Exercise requirements: In the material below, list every line carrying the string "Министр".

== Records for this exercise

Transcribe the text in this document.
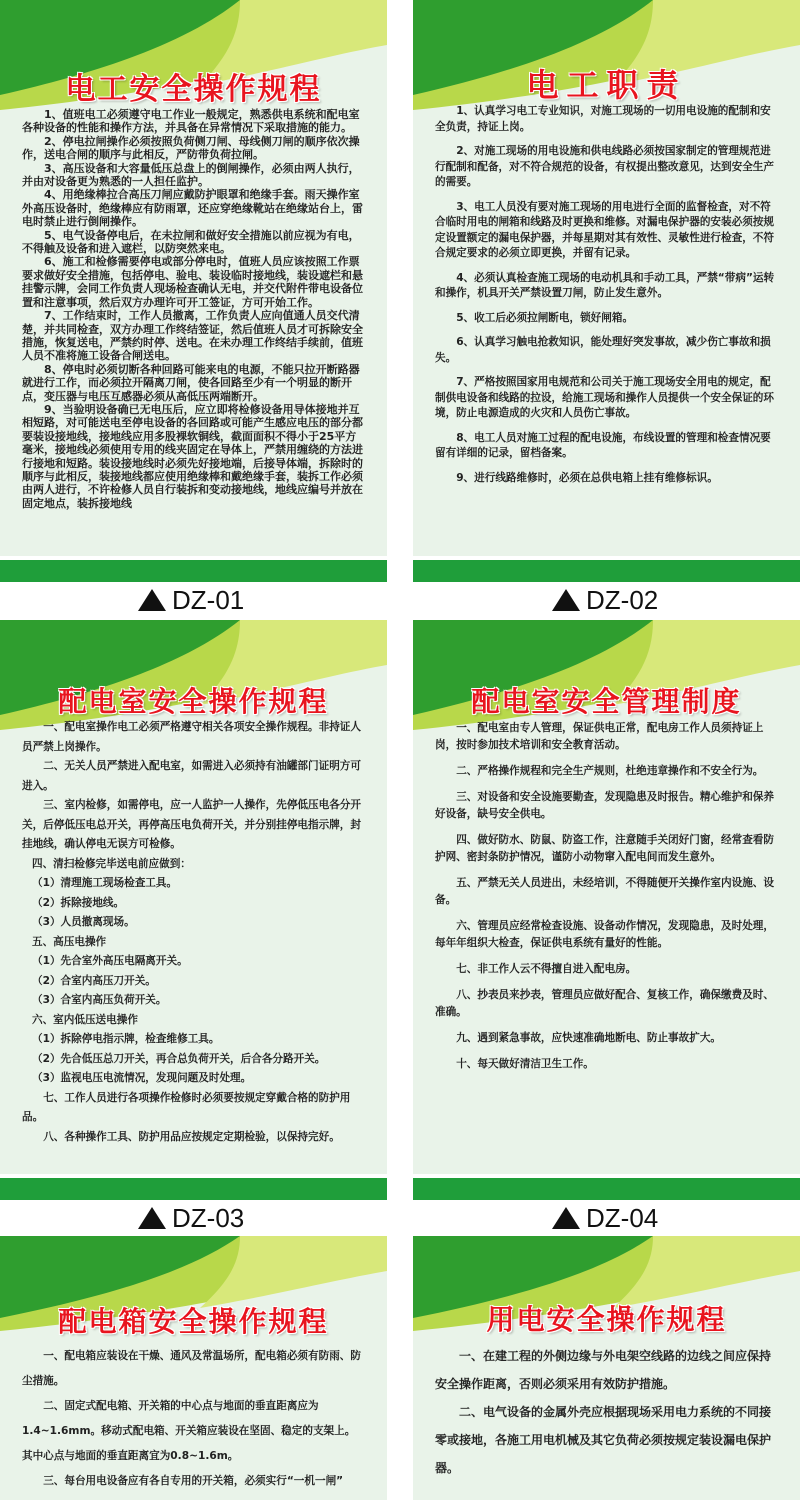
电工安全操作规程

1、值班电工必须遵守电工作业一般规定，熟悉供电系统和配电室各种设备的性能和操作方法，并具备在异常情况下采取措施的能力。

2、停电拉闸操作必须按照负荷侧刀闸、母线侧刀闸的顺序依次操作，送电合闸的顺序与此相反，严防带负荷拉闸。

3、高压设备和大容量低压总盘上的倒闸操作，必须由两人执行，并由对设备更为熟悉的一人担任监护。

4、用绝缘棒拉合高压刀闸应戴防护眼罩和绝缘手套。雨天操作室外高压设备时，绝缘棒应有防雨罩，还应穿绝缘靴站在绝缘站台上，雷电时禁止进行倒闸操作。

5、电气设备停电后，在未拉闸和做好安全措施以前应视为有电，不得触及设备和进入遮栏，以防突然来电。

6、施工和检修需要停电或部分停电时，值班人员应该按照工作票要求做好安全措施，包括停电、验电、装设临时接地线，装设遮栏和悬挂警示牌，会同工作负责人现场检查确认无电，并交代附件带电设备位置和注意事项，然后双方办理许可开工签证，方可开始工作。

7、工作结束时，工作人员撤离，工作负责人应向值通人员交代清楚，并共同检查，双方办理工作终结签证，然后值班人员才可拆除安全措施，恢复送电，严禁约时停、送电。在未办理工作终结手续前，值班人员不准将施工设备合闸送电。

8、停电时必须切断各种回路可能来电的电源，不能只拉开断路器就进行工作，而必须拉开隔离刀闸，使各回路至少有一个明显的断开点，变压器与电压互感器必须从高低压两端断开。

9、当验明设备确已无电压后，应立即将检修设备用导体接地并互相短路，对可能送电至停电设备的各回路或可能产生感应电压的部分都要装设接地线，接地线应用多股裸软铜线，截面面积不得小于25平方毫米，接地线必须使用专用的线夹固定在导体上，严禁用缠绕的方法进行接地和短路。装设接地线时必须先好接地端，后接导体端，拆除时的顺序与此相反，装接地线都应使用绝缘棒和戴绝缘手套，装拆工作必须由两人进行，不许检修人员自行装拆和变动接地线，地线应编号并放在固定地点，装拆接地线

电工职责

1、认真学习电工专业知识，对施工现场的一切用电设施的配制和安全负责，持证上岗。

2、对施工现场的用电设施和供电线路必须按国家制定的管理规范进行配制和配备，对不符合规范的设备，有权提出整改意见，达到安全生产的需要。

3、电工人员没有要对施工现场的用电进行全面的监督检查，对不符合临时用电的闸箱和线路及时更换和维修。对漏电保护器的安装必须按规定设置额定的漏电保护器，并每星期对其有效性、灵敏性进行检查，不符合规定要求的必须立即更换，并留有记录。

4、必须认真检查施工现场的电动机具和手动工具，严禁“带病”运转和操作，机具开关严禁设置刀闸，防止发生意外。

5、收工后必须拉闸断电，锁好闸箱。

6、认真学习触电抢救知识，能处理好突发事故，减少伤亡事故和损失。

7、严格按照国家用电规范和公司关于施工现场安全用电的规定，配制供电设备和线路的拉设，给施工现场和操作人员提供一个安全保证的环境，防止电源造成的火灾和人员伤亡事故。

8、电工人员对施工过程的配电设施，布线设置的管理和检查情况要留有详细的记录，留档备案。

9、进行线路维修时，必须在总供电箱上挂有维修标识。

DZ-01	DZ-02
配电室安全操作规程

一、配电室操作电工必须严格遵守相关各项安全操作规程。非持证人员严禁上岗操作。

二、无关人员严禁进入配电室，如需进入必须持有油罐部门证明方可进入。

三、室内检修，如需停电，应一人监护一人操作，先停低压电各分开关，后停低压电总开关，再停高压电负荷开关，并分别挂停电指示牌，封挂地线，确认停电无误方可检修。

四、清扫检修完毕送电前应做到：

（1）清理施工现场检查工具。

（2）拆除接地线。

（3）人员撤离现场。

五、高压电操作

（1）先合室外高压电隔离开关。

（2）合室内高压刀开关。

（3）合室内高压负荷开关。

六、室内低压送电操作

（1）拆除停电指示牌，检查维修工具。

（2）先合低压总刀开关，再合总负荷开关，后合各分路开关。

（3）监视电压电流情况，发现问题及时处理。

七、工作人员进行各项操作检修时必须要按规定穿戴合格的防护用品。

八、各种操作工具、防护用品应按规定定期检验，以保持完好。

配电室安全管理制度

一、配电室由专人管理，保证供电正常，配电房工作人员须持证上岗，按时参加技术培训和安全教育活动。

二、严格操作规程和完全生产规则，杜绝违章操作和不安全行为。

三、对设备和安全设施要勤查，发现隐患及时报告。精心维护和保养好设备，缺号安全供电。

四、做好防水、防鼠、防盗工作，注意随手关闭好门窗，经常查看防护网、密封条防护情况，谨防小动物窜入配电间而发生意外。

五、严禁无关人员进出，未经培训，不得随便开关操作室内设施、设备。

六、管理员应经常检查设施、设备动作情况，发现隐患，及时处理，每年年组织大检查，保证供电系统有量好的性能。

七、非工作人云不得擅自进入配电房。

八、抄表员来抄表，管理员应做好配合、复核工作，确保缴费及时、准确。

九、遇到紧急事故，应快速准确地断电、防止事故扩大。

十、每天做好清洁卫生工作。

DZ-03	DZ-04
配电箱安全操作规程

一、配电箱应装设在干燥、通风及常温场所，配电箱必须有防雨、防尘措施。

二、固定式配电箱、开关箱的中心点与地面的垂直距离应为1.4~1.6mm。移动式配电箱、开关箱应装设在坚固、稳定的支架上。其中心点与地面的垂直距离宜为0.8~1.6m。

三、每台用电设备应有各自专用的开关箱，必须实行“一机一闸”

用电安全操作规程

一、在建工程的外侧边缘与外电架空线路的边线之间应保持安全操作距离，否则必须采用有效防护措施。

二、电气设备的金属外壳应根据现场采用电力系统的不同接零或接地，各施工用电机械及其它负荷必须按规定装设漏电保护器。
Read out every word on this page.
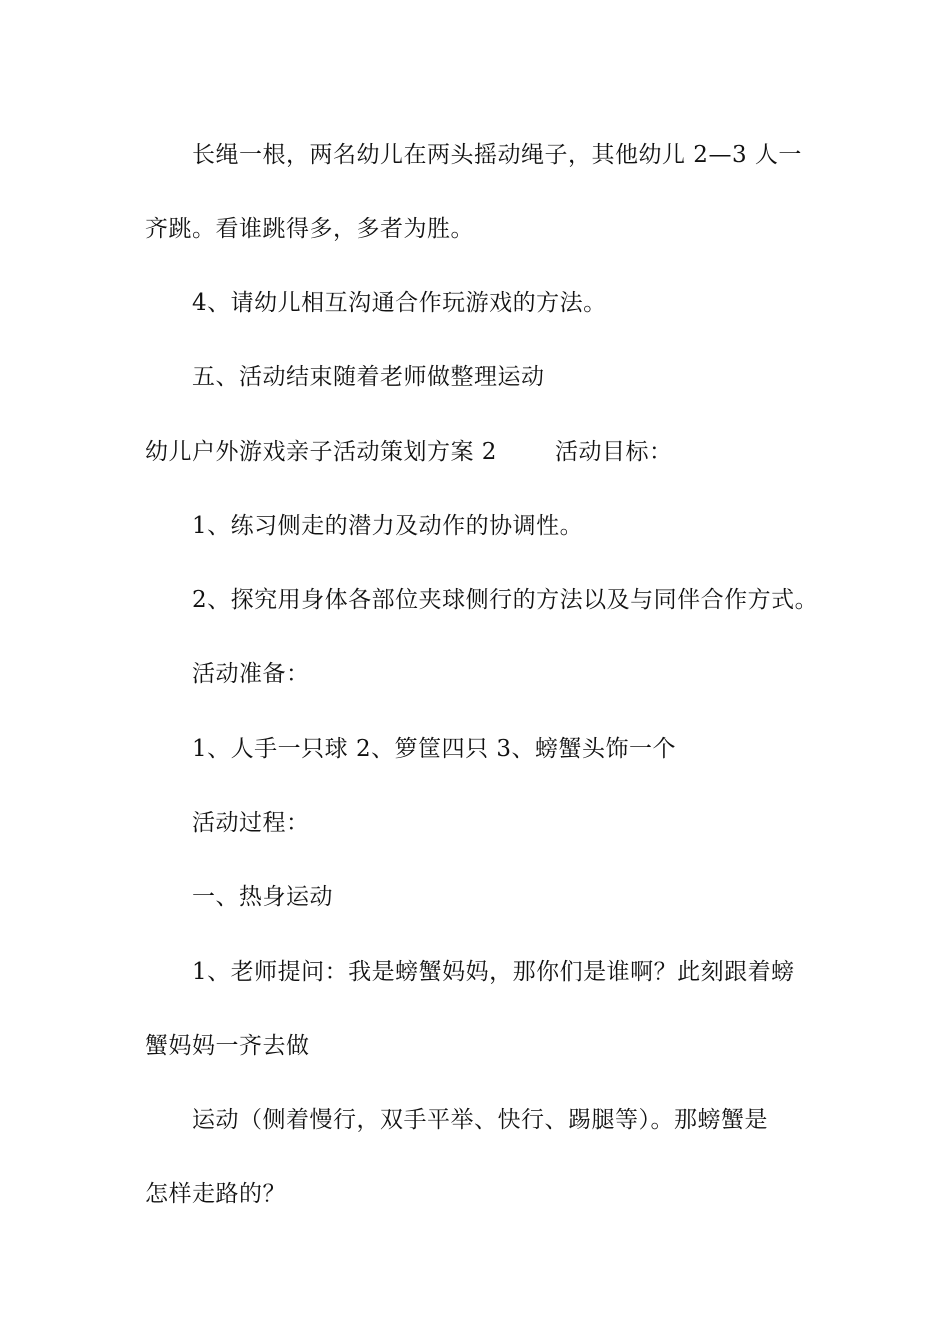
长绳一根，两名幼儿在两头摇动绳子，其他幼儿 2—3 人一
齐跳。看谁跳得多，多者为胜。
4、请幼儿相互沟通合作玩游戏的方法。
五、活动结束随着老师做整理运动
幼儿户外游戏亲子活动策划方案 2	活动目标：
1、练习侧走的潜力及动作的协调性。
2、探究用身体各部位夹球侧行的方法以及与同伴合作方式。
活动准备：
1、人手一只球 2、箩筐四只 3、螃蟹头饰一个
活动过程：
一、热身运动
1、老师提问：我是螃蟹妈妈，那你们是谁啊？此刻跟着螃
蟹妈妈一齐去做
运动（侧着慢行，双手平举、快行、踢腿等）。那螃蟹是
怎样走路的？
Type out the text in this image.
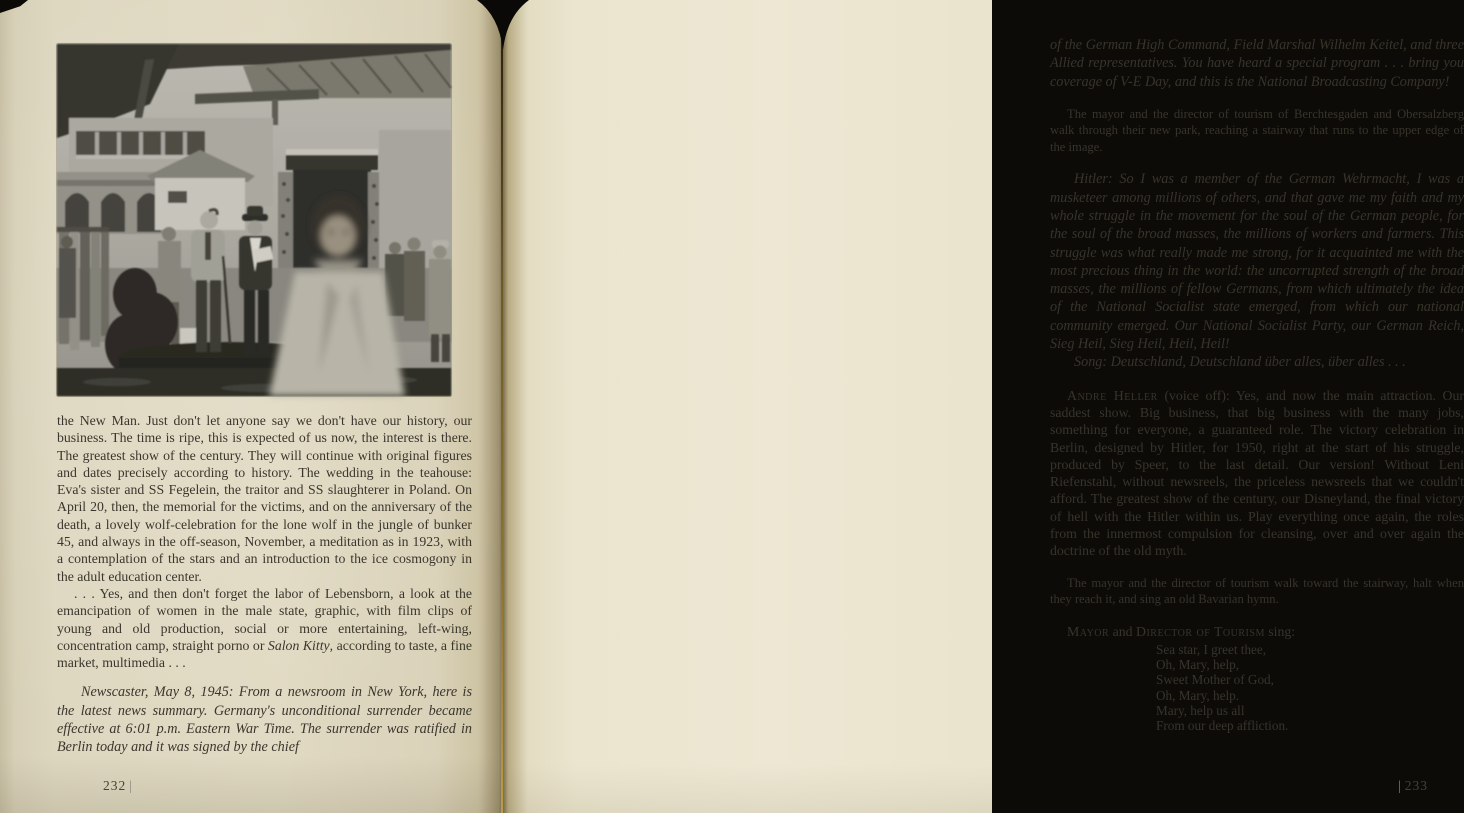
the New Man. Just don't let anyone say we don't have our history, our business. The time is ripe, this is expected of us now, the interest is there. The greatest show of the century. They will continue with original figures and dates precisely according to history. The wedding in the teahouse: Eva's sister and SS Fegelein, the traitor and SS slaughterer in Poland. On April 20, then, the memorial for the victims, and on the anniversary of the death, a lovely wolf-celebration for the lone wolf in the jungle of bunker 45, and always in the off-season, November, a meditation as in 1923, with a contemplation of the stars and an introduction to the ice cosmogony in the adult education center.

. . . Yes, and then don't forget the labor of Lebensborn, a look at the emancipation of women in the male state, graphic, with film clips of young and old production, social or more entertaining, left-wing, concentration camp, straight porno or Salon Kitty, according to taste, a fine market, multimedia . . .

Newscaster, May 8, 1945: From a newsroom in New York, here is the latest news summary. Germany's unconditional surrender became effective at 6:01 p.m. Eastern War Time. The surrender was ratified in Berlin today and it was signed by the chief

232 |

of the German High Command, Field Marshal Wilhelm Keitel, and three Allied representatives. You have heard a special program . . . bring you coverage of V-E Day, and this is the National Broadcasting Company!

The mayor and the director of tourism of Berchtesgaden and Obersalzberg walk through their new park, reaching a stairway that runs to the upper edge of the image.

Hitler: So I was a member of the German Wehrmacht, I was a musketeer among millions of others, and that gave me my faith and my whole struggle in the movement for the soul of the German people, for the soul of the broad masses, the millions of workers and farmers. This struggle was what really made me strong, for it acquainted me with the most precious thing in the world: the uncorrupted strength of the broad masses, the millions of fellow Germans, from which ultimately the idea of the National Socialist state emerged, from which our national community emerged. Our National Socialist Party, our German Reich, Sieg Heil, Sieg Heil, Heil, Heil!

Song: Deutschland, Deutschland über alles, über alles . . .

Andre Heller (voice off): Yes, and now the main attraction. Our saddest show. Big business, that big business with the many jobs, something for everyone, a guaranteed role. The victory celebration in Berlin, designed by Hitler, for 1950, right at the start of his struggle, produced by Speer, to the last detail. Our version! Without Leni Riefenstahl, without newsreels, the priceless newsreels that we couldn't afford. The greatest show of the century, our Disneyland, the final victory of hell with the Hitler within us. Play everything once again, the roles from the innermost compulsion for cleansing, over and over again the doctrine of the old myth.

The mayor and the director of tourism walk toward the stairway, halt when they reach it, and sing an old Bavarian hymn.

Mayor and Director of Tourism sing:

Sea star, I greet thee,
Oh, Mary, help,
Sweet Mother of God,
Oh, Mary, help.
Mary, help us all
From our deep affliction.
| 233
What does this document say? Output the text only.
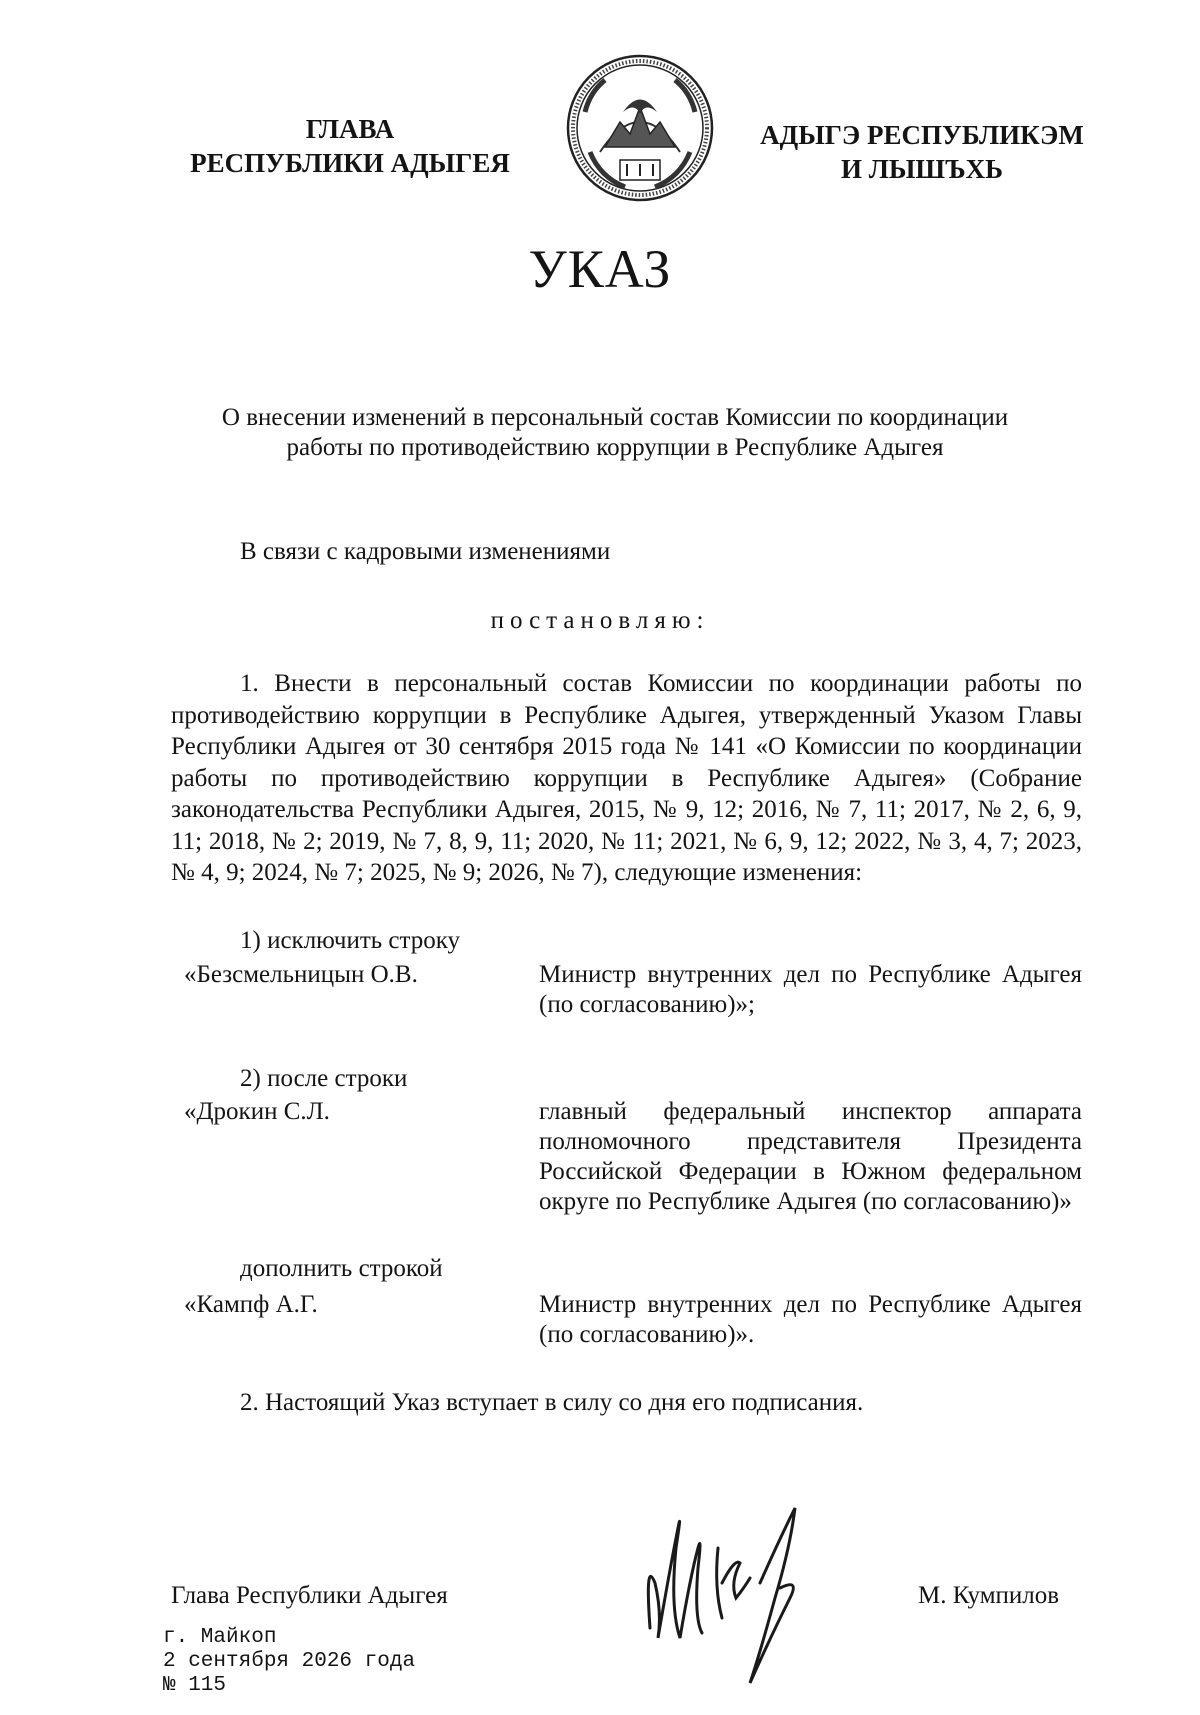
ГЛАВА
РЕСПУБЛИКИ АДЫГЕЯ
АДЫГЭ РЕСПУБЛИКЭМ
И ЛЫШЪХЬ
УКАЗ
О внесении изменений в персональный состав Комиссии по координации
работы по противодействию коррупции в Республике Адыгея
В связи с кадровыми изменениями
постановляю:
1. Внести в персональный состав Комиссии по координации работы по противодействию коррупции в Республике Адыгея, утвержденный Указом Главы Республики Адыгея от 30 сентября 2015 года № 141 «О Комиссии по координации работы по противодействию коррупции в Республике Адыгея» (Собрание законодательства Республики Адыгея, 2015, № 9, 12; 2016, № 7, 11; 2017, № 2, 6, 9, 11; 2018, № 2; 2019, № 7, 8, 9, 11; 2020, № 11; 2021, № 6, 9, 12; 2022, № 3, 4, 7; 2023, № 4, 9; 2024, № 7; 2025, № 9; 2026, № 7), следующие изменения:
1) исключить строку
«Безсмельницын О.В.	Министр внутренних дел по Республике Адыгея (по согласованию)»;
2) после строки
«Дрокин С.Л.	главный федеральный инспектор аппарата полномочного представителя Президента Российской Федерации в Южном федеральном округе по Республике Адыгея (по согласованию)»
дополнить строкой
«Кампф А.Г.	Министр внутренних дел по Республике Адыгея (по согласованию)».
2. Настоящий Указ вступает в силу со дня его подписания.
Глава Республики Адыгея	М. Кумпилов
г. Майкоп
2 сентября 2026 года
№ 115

====

The response:
«Безсмельницын О.В.	Министр внутренних дел по Республике Адыгея (по согласованию)»;
«Кампф А.Г.	Министр внутренних дел по Республике Адыгея (по согласованию)».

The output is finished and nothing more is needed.